> **What to work on**:
Exactly reproduce each entry, leaving out nothing.

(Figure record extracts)
########

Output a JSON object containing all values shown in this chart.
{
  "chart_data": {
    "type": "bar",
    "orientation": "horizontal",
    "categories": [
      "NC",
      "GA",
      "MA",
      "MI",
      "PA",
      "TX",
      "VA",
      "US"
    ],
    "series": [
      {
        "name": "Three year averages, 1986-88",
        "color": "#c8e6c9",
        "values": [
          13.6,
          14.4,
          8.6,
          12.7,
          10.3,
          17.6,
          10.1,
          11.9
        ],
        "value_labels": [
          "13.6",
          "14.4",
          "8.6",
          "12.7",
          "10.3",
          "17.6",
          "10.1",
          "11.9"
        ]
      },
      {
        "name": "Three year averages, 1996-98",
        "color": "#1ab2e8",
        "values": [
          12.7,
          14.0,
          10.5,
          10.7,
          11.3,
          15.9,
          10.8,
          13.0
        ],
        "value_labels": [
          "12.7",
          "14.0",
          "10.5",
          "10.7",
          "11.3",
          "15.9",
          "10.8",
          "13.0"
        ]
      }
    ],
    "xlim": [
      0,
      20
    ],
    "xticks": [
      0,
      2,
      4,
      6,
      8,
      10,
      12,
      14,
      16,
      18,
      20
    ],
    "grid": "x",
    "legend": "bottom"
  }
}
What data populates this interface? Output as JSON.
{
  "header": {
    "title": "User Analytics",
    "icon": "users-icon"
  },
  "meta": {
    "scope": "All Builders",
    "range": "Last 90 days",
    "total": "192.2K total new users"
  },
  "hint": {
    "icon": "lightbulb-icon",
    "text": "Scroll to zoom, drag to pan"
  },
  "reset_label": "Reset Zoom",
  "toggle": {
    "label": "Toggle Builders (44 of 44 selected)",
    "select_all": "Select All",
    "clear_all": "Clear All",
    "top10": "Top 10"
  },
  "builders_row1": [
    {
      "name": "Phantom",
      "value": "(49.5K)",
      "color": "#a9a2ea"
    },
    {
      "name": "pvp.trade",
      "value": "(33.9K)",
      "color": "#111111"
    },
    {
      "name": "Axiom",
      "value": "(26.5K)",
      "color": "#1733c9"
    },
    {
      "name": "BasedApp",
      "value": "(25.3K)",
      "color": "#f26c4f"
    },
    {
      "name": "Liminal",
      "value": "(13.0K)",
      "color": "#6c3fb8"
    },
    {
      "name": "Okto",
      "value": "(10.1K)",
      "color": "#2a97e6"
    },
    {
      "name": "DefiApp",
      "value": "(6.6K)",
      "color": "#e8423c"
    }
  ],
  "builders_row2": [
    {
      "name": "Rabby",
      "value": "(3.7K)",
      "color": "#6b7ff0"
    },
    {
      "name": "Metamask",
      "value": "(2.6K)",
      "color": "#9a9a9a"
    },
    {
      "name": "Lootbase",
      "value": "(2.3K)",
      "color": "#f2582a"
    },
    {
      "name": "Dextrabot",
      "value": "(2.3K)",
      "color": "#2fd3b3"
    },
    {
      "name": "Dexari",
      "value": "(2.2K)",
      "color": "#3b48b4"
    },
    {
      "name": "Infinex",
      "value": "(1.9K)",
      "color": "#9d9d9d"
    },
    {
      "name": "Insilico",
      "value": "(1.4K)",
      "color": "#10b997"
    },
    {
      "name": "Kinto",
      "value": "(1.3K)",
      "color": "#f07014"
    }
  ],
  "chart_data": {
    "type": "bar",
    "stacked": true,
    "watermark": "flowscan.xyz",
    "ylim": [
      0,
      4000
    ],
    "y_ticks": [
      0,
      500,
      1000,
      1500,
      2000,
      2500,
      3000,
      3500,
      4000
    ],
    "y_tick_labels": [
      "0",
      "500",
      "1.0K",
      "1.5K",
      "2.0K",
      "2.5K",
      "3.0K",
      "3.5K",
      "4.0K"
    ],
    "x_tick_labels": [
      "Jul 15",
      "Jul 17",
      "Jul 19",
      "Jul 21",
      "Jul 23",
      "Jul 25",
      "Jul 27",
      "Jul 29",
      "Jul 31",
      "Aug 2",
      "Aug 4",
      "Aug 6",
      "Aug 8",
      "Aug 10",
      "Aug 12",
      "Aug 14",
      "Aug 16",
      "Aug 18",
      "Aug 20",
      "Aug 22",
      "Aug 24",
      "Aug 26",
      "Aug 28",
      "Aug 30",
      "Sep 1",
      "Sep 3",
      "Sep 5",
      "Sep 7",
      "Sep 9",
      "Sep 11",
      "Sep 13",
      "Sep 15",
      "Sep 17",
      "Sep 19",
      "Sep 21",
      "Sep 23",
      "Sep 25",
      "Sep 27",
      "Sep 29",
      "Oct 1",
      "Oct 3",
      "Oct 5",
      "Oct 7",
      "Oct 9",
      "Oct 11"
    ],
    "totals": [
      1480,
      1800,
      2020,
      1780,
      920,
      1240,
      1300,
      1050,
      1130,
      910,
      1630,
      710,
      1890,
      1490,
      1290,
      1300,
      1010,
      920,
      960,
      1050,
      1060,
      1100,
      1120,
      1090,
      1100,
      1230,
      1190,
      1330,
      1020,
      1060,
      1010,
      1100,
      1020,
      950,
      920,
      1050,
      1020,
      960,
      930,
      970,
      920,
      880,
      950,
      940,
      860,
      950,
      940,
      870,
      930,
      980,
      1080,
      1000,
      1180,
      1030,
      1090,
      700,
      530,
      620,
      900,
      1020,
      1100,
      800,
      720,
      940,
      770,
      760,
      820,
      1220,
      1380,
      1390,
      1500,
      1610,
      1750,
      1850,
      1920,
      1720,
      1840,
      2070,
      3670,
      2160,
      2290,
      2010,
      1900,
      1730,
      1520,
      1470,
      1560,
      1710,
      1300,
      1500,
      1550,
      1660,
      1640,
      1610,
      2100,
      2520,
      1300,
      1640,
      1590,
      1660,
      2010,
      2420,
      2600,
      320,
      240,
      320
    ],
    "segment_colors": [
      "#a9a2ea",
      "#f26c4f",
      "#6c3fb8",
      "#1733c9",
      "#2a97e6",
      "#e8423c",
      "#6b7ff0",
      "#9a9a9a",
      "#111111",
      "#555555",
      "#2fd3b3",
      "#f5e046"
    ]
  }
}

########

> **The response**:
Output a JSON object containing all values shown in this chart.
{
  "chart_data": {
    "type": "bar",
    "orientation": "horizontal",
    "categories": [
      "NC",
      "GA",
      "MA",
      "MI",
      "PA",
      "TX",
      "VA",
      "US"
    ],
    "series": [
      {
        "name": "Three year averages, 1986-88",
        "color": "#c8e6c9",
        "values": [
          13.6,
          14.4,
          8.6,
          12.7,
          10.3,
          17.6,
          10.1,
          11.9
        ],
        "value_labels": [
          "13.6",
          "14.4",
          "8.6",
          "12.7",
          "10.3",
          "17.6",
          "10.1",
          "11.9"
        ]
      },
      {
        "name": "Three year averages, 1996-98",
        "color": "#1ab2e8",
        "values": [
          12.7,
          14.0,
          10.5,
          10.7,
          11.3,
          15.9,
          10.8,
          13.0
        ],
        "value_labels": [
          "12.7",
          "14.0",
          "10.5",
          "10.7",
          "11.3",
          "15.9",
          "10.8",
          "13.0"
        ]
      }
    ],
    "xlim": [
      0,
      20
    ],
    "xticks": [
      0,
      2,
      4,
      6,
      8,
      10,
      12,
      14,
      16,
      18,
      20
    ],
    "grid": "x",
    "legend": "bottom"
  }
}
What data populates this interface? Output as JSON.
{
  "header": {
    "title": "User Analytics",
    "icon": "users-icon"
  },
  "meta": {
    "scope": "All Builders",
    "range": "Last 90 days",
    "total": "192.2K total new users"
  },
  "hint": {
    "icon": "lightbulb-icon",
    "text": "Scroll to zoom, drag to pan"
  },
  "reset_label": "Reset Zoom",
  "toggle": {
    "label": "Toggle Builders (44 of 44 selected)",
    "select_all": "Select All",
    "clear_all": "Clear All",
    "top10": "Top 10"
  },
  "builders_row1": [
    {
      "name": "Phantom",
      "value": "(49.5K)",
      "color": "#a9a2ea"
    },
    {
      "name": "pvp.trade",
      "value": "(33.9K)",
      "color": "#111111"
    },
    {
      "name": "Axiom",
      "value": "(26.5K)",
      "color": "#1733c9"
    },
    {
      "name": "BasedApp",
      "value": "(25.3K)",
      "color": "#f26c4f"
    },
    {
      "name": "Liminal",
      "value": "(13.0K)",
      "color": "#6c3fb8"
    },
    {
      "name": "Okto",
      "value": "(10.1K)",
      "color": "#2a97e6"
    },
    {
      "name": "DefiApp",
      "value": "(6.6K)",
      "color": "#e8423c"
    }
  ],
  "builders_row2": [
    {
      "name": "Rabby",
      "value": "(3.7K)",
      "color": "#6b7ff0"
    },
    {
      "name": "Metamask",
      "value": "(2.6K)",
      "color": "#9a9a9a"
    },
    {
      "name": "Lootbase",
      "value": "(2.3K)",
      "color": "#f2582a"
    },
    {
      "name": "Dextrabot",
      "value": "(2.3K)",
      "color": "#2fd3b3"
    },
    {
      "name": "Dexari",
      "value": "(2.2K)",
      "color": "#3b48b4"
    },
    {
      "name": "Infinex",
      "value": "(1.9K)",
      "color": "#9d9d9d"
    },
    {
      "name": "Insilico",
      "value": "(1.4K)",
      "color": "#10b997"
    },
    {
      "name": "Kinto",
      "value": "(1.3K)",
      "color": "#f07014"
    }
  ],
  "chart_data": {
    "type": "bar",
    "stacked": true,
    "watermark": "flowscan.xyz",
    "ylim": [
      0,
      4000
    ],
    "y_ticks": [
      0,
      500,
      1000,
      1500,
      2000,
      2500,
      3000,
      3500,
      4000
    ],
    "y_tick_labels": [
      "0",
      "500",
      "1.0K",
      "1.5K",
      "2.0K",
      "2.5K",
      "3.0K",
      "3.5K",
      "4.0K"
    ],
    "x_tick_labels": [
      "Jul 15",
      "Jul 17",
      "Jul 19",
      "Jul 21",
      "Jul 23",
      "Jul 25",
      "Jul 27",
      "Jul 29",
      "Jul 31",
      "Aug 2",
      "Aug 4",
      "Aug 6",
      "Aug 8",
      "Aug 10",
      "Aug 12",
      "Aug 14",
      "Aug 16",
      "Aug 18",
      "Aug 20",
      "Aug 22",
      "Aug 24",
      "Aug 26",
      "Aug 28",
      "Aug 30",
      "Sep 1",
      "Sep 3",
      "Sep 5",
      "Sep 7",
      "Sep 9",
      "Sep 11",
      "Sep 13",
      "Sep 15",
      "Sep 17",
      "Sep 19",
      "Sep 21",
      "Sep 23",
      "Sep 25",
      "Sep 27",
      "Sep 29",
      "Oct 1",
      "Oct 3",
      "Oct 5",
      "Oct 7",
      "Oct 9",
      "Oct 11"
    ],
    "totals": [
      1480,
      1800,
      2020,
      1780,
      920,
      1240,
      1300,
      1050,
      1130,
      910,
      1630,
      710,
      1890,
      1490,
      1290,
      1300,
      1010,
      920,
      960,
      1050,
      1060,
      1100,
      1120,
      1090,
      1100,
      1230,
      1190,
      1330,
      1020,
      1060,
      1010,
      1100,
      1020,
      950,
      920,
      1050,
      1020,
      960,
      930,
      970,
      920,
      880,
      950,
      940,
      860,
      950,
      940,
      870,
      930,
      980,
      1080,
      1000,
      1180,
      1030,
      1090,
      700,
      530,
      620,
      900,
      1020,
      1100,
      800,
      720,
      940,
      770,
      760,
      820,
      1220,
      1380,
      1390,
      1500,
      1610,
      1750,
      1850,
      1920,
      1720,
      1840,
      2070,
      3670,
      2160,
      2290,
      2010,
      1900,
      1730,
      1520,
      1470,
      1560,
      1710,
      1300,
      1500,
      1550,
      1660,
      1640,
      1610,
      2100,
      2520,
      1300,
      1640,
      1590,
      1660,
      2010,
      2420,
      2600,
      320,
      240,
      320
    ],
    "segment_colors": [
      "#a9a2ea",
      "#f26c4f",
      "#6c3fb8",
      "#1733c9",
      "#2a97e6",
      "#e8423c",
      "#6b7ff0",
      "#9a9a9a",
      "#111111",
      "#555555",
      "#2fd3b3",
      "#f5e046"
    ]
  }
}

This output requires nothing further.